À faire:
1. Répondez à ces questions à partir du portrait de Julie Vaddapalli.
(a) Qui signe l'article, et à quelle date ?
(b) Quel soir l'entretien a-t-il lieu ?
(c) Quelle est d'abord la profession de Julie Vaddapalli ?
2. Reproduisez fidèlement le passage du portrait de Julie Vaddapalli qui commence par « Mültimédiart » et se poursuit jusqu'à « dépassement de soi. ».
3. Rédigez la suite du portrait de Julie Vaddapalli à partir de l'endroit où il s'arrête.

Extrait source:

↓

Julie Vaddapalli, les plaisirs de la vie

Mültimédiart
Par Murielle Jassinthe | 10 Décembre 2022
C’est par un soir d’Halloween que je m’entretiens avec Julie Vaddapallil; la froideur de l’Arctique n’empêche ni zombies ni ninja de défiler dans les rues. Au rythme des crissements de la neige sous une myriade de pas empressés, Vaddapalli me fait des confidences empreintes d’un appétit pour la vie. Vaddapalli est d’abord pianiste classique (musicienne, enseignante et musicothérapeute), puis artisane et artiste visuelle. Ayant touché à plusieurs médiums artistiques tels que céramique, sérigraphie et autres techniques d’impression, peinture à l’huile et théâtre, chaque projet est une quête de dépassement de soi.

↑

Extraits des données:
↓

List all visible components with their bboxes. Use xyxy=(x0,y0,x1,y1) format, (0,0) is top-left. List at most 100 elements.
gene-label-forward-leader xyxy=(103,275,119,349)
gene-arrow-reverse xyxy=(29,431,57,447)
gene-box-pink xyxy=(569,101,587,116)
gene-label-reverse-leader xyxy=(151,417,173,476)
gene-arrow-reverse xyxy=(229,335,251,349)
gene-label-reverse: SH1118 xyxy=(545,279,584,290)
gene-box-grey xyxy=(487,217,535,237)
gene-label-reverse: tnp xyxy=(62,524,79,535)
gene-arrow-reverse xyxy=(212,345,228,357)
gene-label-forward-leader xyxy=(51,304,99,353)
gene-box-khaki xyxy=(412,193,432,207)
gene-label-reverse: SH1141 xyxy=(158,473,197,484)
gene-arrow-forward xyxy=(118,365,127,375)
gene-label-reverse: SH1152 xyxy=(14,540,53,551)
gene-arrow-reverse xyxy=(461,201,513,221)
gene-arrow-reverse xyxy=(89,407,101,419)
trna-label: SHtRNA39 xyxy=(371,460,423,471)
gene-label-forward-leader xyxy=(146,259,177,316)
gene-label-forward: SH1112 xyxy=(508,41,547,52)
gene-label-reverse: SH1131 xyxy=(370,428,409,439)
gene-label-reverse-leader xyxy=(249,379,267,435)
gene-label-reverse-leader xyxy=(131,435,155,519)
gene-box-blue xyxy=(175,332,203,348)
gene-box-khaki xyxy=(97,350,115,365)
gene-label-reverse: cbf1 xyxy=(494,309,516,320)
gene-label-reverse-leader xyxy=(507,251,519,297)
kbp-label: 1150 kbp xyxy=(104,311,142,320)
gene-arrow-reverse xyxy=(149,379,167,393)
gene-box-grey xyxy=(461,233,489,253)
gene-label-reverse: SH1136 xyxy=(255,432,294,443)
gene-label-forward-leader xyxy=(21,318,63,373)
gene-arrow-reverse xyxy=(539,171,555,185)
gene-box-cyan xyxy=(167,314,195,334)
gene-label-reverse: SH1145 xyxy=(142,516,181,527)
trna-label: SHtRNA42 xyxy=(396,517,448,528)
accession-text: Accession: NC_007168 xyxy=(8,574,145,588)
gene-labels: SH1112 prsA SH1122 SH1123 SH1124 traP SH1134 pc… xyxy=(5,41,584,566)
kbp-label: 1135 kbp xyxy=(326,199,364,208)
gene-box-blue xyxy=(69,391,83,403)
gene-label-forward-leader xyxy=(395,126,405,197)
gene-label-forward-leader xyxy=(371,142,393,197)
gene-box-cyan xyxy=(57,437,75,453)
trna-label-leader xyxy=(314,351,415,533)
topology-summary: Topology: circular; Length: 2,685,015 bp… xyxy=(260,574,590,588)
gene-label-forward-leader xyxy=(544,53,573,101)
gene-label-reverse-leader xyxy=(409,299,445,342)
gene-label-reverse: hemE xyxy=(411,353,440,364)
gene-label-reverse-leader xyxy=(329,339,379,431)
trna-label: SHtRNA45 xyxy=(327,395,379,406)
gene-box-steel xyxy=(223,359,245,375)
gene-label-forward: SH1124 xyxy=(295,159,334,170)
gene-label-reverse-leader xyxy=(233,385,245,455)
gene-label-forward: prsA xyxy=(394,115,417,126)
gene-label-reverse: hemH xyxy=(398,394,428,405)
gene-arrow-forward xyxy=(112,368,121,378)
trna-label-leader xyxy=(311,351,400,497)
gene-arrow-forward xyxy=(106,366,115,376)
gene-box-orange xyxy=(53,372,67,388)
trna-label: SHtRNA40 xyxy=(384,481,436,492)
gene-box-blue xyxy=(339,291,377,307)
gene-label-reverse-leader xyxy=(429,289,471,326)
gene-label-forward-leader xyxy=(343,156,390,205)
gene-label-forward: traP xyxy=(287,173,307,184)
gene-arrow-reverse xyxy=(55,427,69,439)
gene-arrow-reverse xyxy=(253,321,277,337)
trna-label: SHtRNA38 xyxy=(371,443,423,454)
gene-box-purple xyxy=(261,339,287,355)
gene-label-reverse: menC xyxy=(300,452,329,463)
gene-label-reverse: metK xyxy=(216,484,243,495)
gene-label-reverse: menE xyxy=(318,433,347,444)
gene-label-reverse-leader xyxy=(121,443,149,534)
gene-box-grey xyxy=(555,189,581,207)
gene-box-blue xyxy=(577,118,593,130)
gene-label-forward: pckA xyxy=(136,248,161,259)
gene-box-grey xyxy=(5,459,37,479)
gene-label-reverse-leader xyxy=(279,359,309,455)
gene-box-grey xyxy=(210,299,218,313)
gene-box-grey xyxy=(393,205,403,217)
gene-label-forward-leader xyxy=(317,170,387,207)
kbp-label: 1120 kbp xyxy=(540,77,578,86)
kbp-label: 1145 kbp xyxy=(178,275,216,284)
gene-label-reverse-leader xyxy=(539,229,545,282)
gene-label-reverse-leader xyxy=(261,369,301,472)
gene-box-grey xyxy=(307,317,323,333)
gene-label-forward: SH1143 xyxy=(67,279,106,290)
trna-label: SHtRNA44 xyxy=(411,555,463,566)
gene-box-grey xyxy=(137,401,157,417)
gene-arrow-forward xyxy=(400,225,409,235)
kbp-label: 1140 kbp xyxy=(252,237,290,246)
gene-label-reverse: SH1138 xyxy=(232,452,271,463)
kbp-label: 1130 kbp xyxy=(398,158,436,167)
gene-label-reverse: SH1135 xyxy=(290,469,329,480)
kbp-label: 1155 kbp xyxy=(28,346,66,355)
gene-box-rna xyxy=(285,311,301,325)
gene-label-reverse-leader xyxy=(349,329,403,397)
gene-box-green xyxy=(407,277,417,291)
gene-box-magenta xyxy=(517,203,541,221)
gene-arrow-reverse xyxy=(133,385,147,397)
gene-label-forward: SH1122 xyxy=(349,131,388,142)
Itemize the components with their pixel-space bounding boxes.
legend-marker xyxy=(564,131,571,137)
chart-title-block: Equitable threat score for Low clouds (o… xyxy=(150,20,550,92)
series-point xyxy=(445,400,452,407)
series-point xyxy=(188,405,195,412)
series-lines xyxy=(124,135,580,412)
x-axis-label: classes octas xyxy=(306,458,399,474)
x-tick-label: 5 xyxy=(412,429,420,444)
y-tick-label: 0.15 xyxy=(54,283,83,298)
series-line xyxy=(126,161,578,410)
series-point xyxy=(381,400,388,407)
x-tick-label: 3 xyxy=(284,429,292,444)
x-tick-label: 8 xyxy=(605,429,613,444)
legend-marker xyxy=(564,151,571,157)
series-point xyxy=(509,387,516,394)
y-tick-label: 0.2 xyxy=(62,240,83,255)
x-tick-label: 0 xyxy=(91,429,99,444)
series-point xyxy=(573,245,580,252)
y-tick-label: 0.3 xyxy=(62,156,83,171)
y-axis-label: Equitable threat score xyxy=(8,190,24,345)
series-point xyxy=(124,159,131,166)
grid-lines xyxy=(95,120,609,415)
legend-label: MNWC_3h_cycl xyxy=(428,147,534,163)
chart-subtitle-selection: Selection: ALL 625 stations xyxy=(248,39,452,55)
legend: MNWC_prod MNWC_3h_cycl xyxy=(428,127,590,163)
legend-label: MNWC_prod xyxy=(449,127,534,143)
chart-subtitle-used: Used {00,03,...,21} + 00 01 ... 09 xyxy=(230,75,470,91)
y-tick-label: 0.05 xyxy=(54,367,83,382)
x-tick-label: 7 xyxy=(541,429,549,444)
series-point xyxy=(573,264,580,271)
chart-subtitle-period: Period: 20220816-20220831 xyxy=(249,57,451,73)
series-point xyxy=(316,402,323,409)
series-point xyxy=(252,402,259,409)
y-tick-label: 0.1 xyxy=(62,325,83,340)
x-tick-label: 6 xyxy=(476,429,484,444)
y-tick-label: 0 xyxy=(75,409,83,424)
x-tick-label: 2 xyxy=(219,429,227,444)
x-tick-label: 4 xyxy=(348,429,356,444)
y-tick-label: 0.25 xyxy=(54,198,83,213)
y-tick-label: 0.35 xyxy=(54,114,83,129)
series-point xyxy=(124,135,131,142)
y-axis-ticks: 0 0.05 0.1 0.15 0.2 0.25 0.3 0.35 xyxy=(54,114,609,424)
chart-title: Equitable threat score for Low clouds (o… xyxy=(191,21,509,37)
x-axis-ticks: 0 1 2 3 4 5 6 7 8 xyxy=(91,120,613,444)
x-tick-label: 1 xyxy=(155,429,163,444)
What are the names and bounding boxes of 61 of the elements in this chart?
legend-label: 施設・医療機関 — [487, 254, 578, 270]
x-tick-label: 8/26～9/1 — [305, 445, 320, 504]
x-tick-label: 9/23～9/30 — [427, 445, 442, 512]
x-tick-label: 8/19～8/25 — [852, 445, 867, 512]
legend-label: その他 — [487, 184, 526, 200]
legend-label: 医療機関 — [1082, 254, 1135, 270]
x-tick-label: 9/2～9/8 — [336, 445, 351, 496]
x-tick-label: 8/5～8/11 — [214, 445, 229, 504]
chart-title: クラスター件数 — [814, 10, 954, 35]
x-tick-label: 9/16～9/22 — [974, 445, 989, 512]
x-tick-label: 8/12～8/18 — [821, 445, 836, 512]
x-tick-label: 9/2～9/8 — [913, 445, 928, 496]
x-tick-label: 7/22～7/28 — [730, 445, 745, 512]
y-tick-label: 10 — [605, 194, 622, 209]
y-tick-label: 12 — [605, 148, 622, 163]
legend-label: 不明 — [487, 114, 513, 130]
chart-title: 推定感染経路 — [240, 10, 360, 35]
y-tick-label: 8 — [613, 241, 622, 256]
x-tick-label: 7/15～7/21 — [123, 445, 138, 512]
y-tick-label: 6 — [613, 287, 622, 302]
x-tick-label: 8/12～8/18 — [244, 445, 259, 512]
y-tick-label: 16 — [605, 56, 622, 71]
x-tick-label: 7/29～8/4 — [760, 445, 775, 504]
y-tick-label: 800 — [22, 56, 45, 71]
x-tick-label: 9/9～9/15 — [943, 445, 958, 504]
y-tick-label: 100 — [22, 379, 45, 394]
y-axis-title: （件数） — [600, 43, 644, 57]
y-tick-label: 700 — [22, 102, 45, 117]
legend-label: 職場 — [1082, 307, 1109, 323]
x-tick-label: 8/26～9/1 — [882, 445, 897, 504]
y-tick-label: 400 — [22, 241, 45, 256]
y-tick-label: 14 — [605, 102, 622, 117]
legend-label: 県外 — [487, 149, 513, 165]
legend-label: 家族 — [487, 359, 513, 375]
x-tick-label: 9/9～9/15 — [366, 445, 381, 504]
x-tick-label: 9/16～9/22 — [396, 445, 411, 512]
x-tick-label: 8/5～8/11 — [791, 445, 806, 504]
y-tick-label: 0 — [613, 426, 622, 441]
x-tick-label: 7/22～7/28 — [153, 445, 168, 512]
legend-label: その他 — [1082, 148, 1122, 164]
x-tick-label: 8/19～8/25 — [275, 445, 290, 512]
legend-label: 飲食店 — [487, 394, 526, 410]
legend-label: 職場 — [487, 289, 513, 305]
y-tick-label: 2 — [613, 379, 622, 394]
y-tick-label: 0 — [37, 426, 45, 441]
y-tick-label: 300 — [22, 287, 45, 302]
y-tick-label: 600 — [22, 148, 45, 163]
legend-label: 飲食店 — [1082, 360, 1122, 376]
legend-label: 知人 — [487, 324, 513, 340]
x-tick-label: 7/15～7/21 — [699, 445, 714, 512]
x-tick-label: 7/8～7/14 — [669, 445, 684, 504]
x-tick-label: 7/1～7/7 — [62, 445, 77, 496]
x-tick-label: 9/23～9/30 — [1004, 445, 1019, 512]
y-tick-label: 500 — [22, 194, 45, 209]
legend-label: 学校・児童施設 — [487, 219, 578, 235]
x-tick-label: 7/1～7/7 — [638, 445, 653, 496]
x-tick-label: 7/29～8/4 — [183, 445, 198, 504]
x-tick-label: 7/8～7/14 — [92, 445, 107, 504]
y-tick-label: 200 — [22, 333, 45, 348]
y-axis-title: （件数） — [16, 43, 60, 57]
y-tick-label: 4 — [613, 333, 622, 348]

↑

Réponses aux exercices:
1.
(a) Murielle Jassinthe, le 10 décembre 2022.
(b) Un soir d'Halloween.
(c) Elle est d'abord pianiste classique.

2.
Mültimédiart
Par Murielle Jassinthe | 10 Décembre 2022
C’est par un soir d’Halloween que je m’entretiens avec Julie Vaddapallil; la froideur de l’Arctique n’empêche ni zombies ni ninja de défiler dans les rues. Au rythme des crissements de la neige sous une myriade de pas empressés, Vaddapalli me fait des confidences empreintes d’un appétit pour la vie. Vaddapalli est d’abord pianiste classique (musicienne, enseignante et musicothérapeute), puis artisane et artiste visuelle. Ayant touché à plusieurs médiums artistiques tels que céramique, sérigraphie et autres techniques d’impression, peinture à l’huile et théâtre, chaque projet est une quête de dépassement de soi.

3.
AUDIO: Mes passions

Voyager vers l’autre

Pour comprendre l’artiste, il est essentiel de connaître son cheminement de vie atypique. Artiste multidisciplinaire francophone du Nunavut, Vaddapalli ne limite pas son identité au Nunavut ni à la francophonie, car sa vie est marquée par les voyages, les cultures et la rencontre de l’autre. En effet, fille d’une mère québécoise et d’un père indien, elle a eu le privilège de voyager à travers le monde dès un jeune âge. Ayant vécu dans des milieux francophones en situation majoritaire et minoritaire à travers le Canada, Bathurst (N.-B.), Montréal (QC), Vancouver (C.-B.) et Iqaluit (NU), ces espaces de vie sont partie intégrante de son identité.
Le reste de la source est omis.